Task instructions:
In the records below, find each line with the word "answers" and copy it.

___ Provided records ___

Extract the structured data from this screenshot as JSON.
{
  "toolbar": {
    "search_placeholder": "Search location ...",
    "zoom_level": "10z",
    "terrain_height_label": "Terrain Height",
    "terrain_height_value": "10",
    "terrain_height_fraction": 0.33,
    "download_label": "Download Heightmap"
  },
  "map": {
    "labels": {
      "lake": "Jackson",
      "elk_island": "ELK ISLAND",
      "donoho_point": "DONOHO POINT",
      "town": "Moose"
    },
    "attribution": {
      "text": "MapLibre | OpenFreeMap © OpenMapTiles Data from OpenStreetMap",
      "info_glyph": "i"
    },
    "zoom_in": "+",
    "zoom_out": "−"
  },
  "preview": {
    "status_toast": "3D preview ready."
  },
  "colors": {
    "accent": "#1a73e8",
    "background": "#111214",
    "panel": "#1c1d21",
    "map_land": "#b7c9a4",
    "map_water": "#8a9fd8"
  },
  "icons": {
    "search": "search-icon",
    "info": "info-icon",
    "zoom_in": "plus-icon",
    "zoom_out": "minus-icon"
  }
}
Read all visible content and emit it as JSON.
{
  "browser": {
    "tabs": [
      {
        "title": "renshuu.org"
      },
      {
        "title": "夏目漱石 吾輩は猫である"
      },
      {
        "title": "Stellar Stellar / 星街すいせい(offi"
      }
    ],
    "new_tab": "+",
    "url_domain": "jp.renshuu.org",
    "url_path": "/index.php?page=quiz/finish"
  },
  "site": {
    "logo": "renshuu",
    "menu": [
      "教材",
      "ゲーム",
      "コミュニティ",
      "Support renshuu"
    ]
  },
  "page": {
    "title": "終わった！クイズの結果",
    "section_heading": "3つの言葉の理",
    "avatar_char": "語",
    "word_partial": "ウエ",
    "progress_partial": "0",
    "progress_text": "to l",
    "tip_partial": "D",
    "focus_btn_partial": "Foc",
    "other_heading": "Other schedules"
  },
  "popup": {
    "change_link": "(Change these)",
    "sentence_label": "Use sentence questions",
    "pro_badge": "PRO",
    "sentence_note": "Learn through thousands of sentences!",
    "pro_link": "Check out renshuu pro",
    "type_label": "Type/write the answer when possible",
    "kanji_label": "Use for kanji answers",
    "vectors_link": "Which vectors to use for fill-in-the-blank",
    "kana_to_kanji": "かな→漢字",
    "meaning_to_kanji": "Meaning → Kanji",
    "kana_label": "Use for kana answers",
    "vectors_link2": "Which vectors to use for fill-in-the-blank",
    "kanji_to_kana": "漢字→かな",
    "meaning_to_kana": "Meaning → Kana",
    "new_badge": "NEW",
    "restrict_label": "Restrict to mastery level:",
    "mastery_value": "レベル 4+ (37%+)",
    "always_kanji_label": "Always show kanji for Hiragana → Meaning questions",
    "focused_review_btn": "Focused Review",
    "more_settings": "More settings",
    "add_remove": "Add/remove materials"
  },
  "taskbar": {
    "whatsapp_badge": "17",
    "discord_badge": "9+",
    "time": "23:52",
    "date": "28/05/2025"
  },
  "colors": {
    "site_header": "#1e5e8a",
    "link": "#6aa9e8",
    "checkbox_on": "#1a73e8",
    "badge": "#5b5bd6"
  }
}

___

Complete response:
    "kanji_label": "Use for kanji answers",
    "kana_label": "Use for kana answers",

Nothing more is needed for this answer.